• [Data lines]
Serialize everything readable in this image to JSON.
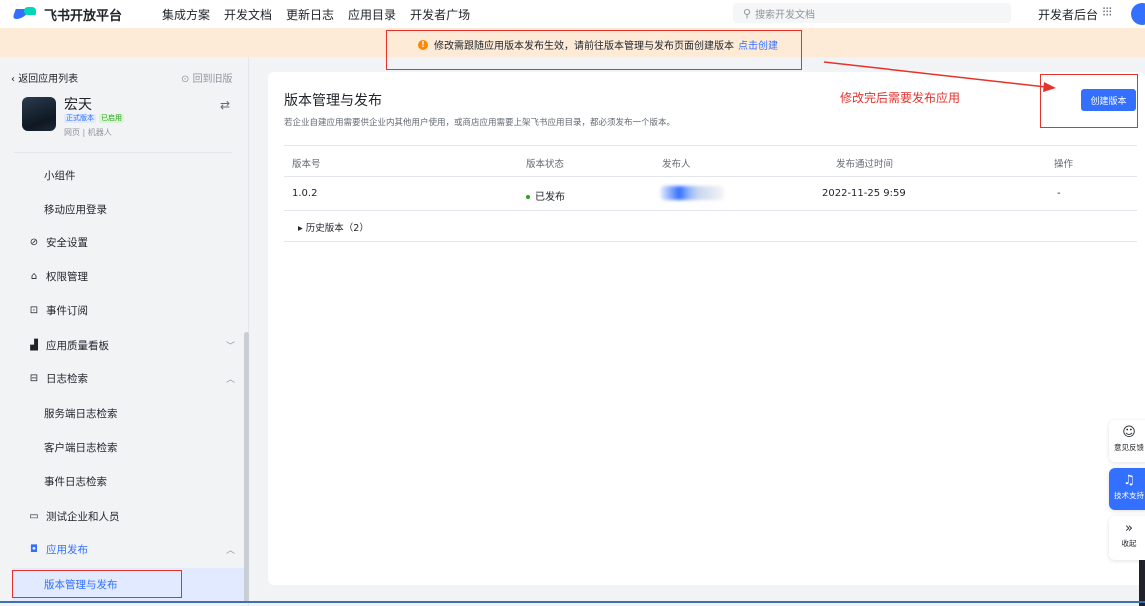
{
  "topnav": {
    "brand": "飞书开放平台",
    "links": [
      "集成方案",
      "开发文档",
      "更新日志",
      "应用目录",
      "开发者广场"
    ],
    "search_placeholder": "搜索开发文档",
    "dev_console": "开发者后台"
  },
  "notice": {
    "text": "修改需跟随应用版本发布生效，请前往版本管理与发布页面创建版本",
    "link": "点击创建"
  },
  "sidebar": {
    "back": "返回应用列表",
    "restore": "回到旧版",
    "app_name": "宏天",
    "badge_version": "正式版本",
    "badge_status": "已启用",
    "app_tags": "网页 | 机器人",
    "items": [
      {
        "label": "小组件",
        "type": "sub"
      },
      {
        "label": "移动应用登录",
        "type": "sub"
      },
      {
        "label": "安全设置",
        "icon": "shield-icon"
      },
      {
        "label": "权限管理",
        "icon": "lock-icon"
      },
      {
        "label": "事件订阅",
        "icon": "event-icon"
      },
      {
        "label": "应用质量看板",
        "icon": "chart-icon"
      },
      {
        "label": "日志检索",
        "icon": "search-log-icon"
      },
      {
        "label": "服务端日志检索",
        "type": "sub"
      },
      {
        "label": "客户端日志检索",
        "type": "sub"
      },
      {
        "label": "事件日志检索",
        "type": "sub"
      },
      {
        "label": "测试企业和人员",
        "icon": "test-icon"
      },
      {
        "label": "应用发布",
        "icon": "publish-icon"
      },
      {
        "label": "版本管理与发布",
        "type": "active"
      }
    ]
  },
  "main": {
    "title": "版本管理与发布",
    "description": "若企业自建应用需要供企业内其他用户使用，或商店应用需要上架飞书应用目录，都必须发布一个版本。",
    "annotation": "修改完后需要发布应用",
    "create_button": "创建版本",
    "table": {
      "headers": [
        "版本号",
        "版本状态",
        "发布人",
        "发布通过时间",
        "操作"
      ],
      "rows": [
        {
          "version": "1.0.2",
          "status": "已发布",
          "time": "2022-11-25 9:59",
          "action": "-"
        }
      ]
    },
    "history": "历史版本（2）"
  },
  "float": {
    "feedback": "意见反馈",
    "support": "技术支持",
    "collapse": "收起"
  },
  "colors": {
    "accent": "#3370ff",
    "annotation": "#e5322d",
    "notice_bg": "#fdebd8"
  }
}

• [What is expected]
Can you repeat every record above exactly, apart from the pictures?

• [Final answer]
Serialize everything readable in this image to JSON.
{
  "topnav": {
    "brand": "飞书开放平台",
    "links": [
      "集成方案",
      "开发文档",
      "更新日志",
      "应用目录",
      "开发者广场"
    ],
    "search_placeholder": "搜索开发文档",
    "dev_console": "开发者后台"
  },
  "notice": {
    "text": "修改需跟随应用版本发布生效，请前往版本管理与发布页面创建版本",
    "link": "点击创建"
  },
  "sidebar": {
    "back": "返回应用列表",
    "restore": "回到旧版",
    "app_name": "宏天",
    "badge_version": "正式版本",
    "badge_status": "已启用",
    "app_tags": "网页 | 机器人",
    "items": [
      {
        "label": "小组件",
        "type": "sub"
      },
      {
        "label": "移动应用登录",
        "type": "sub"
      },
      {
        "label": "安全设置",
        "icon": "shield-icon"
      },
      {
        "label": "权限管理",
        "icon": "lock-icon"
      },
      {
        "label": "事件订阅",
        "icon": "event-icon"
      },
      {
        "label": "应用质量看板",
        "icon": "chart-icon"
      },
      {
        "label": "日志检索",
        "icon": "search-log-icon"
      },
      {
        "label": "服务端日志检索",
        "type": "sub"
      },
      {
        "label": "客户端日志检索",
        "type": "sub"
      },
      {
        "label": "事件日志检索",
        "type": "sub"
      },
      {
        "label": "测试企业和人员",
        "icon": "test-icon"
      },
      {
        "label": "应用发布",
        "icon": "publish-icon"
      },
      {
        "label": "版本管理与发布",
        "type": "active"
      }
    ]
  },
  "main": {
    "title": "版本管理与发布",
    "description": "若企业自建应用需要供企业内其他用户使用，或商店应用需要上架飞书应用目录，都必须发布一个版本。",
    "annotation": "修改完后需要发布应用",
    "create_button": "创建版本",
    "table": {
      "headers": [
        "版本号",
        "版本状态",
        "发布人",
        "发布通过时间",
        "操作"
      ],
      "rows": [
        {
          "version": "1.0.2",
          "status": "已发布",
          "time": "2022-11-25 9:59",
          "action": "-"
        }
      ]
    },
    "history": "历史版本（2）"
  },
  "float": {
    "feedback": "意见反馈",
    "support": "技术支持",
    "collapse": "收起"
  },
  "colors": {
    "accent": "#3370ff",
    "annotation": "#e5322d",
    "notice_bg": "#fdebd8"
  }
}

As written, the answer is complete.